[TEXT PASSAGE]:
━━━━━━━━━━━━━━━━━━━━

(Updates with comment from U.S. attorney in fourth paragraph, arrests in sixth paragraph.)
Nov. 1 (Bloomberg) -- FirstPlus Financial Group Inc., a Texas mortgage company, was taken over through extortion by reputed associates of the Lucchese organized crime family, U.S. prosecutors charged.
Nicodemo S. Scarfo, Salvatore Pelullo and others seized control of FirstPlus in June 2007 “by threatening its existing management,” federal prosecutors charged in an Oct. 26 indictment unsealed today in Camden, New Jersey. Scarfo is the son of Nicodemo “Little Nicky” Scarfo, the imprisoned boss of the Philadelphia-area mob, prosecutors say.
Scarfo and Pelullo forced the new management to approve the acquisition of companies they owned that had little, if any, value, according to the indictment. Scarfo and Pelullo looted FirstPlus of hundreds of thousands of dollars through phony consulting agreements and used the stolen money to finance lavish lifestyles that included “a luxury home for Scarfo, expensive automobiles, a yacht and jewelry,” the indictment said.
“The defendants gave new meaning to ‘corporate takeover’,” U.S. Attorney Paul Fishman said in a statement. “Investors should be free to invest in public companies without fear that violent criminal organizations are their puppetmasters.”
Prosecutors charged 13 people, including attorneys, a certified public accountant and two former FirstPlus executives. Little Nicky and Vittorio Amuso, the imprisoned boss of the Lucchese family, allegedly participated in the scheme from behind bars.
Arrested in Miami
Scarfo and six others were arrested this morning at their residences. Pelullo was arrested in Miami and attorney William Maxwell was arrested at his Houston office. Scarfo’s wife, Lisa Murray-Scarfo, is expected to surrender to authorities in Camden.

━━━━━━━━━━━━━━━━━━━━

[ACTIVITY]:
Copy out the part of the FirstPlus news report that opens with the words containing "(Updates with comment" and closes with "mob, prosecutors say.", substituting "charging document" for "indictment" wherever it appears.

[RECORDS SUPPLIED]:

━━━━━━━━━━━━━━━━━━━━

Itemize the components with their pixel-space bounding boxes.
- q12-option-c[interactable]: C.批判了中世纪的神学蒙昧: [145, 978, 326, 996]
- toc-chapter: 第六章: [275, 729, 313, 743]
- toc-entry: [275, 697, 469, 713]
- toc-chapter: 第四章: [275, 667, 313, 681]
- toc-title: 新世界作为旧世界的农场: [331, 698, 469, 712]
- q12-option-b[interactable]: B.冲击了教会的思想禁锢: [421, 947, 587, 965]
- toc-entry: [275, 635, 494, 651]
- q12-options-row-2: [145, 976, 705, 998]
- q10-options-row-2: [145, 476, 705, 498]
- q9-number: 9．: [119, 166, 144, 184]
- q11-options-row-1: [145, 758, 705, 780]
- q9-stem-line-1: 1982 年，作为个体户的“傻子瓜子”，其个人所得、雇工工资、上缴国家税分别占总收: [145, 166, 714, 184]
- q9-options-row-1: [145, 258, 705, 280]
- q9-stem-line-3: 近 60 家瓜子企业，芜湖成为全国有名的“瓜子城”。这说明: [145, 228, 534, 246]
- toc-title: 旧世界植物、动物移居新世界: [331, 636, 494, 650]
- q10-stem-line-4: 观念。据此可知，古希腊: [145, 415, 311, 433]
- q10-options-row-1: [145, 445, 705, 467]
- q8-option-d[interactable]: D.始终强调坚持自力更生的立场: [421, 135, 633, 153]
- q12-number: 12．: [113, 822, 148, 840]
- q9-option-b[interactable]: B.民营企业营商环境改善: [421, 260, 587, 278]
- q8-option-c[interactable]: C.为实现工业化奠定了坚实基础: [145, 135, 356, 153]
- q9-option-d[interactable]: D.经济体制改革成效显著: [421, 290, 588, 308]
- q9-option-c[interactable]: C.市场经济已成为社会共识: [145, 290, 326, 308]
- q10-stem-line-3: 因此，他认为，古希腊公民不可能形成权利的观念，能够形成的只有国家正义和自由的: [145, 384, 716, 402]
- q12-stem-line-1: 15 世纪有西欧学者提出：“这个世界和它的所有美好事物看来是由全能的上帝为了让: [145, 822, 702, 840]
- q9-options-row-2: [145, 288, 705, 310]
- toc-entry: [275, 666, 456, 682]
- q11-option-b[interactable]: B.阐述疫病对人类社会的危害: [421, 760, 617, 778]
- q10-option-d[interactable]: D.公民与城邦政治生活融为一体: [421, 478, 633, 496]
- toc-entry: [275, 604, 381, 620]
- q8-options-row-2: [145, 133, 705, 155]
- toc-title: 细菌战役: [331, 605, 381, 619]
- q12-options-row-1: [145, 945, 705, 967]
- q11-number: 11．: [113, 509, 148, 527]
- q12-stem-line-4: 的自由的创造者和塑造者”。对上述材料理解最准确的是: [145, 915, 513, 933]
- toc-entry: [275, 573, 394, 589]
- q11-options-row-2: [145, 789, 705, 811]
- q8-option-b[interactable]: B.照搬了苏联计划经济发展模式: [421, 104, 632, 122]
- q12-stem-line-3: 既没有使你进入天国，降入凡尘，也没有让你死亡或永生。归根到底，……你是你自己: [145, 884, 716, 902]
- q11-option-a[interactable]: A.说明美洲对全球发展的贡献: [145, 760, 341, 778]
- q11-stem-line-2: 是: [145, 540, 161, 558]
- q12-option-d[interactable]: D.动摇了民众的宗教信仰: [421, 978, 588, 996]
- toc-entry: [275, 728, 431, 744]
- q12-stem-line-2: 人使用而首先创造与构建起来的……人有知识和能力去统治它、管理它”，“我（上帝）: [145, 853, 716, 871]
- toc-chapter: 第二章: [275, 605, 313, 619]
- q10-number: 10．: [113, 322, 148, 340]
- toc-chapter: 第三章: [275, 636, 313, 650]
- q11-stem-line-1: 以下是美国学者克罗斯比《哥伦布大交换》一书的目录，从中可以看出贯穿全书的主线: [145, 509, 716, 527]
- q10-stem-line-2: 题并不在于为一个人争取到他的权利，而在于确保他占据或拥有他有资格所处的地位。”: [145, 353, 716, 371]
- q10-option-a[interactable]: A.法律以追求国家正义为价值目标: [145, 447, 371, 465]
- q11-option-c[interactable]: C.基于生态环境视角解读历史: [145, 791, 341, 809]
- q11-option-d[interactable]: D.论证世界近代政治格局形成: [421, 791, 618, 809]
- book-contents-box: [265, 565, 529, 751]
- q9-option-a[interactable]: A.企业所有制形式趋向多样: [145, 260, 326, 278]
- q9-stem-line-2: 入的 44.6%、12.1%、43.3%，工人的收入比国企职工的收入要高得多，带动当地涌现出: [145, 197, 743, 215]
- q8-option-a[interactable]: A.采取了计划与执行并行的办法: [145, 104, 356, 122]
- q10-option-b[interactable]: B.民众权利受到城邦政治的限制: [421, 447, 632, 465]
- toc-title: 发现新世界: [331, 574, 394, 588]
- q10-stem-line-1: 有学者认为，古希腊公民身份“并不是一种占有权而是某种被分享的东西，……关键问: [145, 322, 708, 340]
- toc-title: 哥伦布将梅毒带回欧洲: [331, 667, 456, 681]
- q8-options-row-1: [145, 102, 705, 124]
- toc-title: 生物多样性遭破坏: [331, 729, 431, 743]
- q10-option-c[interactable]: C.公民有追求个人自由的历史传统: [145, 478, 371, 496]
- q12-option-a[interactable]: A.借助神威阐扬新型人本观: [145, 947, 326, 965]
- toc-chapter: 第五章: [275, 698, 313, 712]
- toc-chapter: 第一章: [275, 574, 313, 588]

━━━━━━━━━━━━━━━━━━━━

[SOLUTION TO THE EXERCISE]:
(Updates with comment from U.S. attorney in fourth paragraph, arrests in sixth paragraph.)
Nov. 1 (Bloomberg) -- FirstPlus Financial Group Inc., a Texas mortgage company, was taken over through extortion by reputed associates of the Lucchese organized crime family, U.S. prosecutors charged.
Nicodemo S. Scarfo, Salvatore Pelullo and others seized control of FirstPlus in June 2007 “by threatening its existing management,” federal prosecutors charged in an Oct. 26 charging document unsealed today in Camden, New Jersey. Scarfo is the son of Nicodemo “Little Nicky” Scarfo, the imprisoned boss of the Philadelphia-area mob, prosecutors say.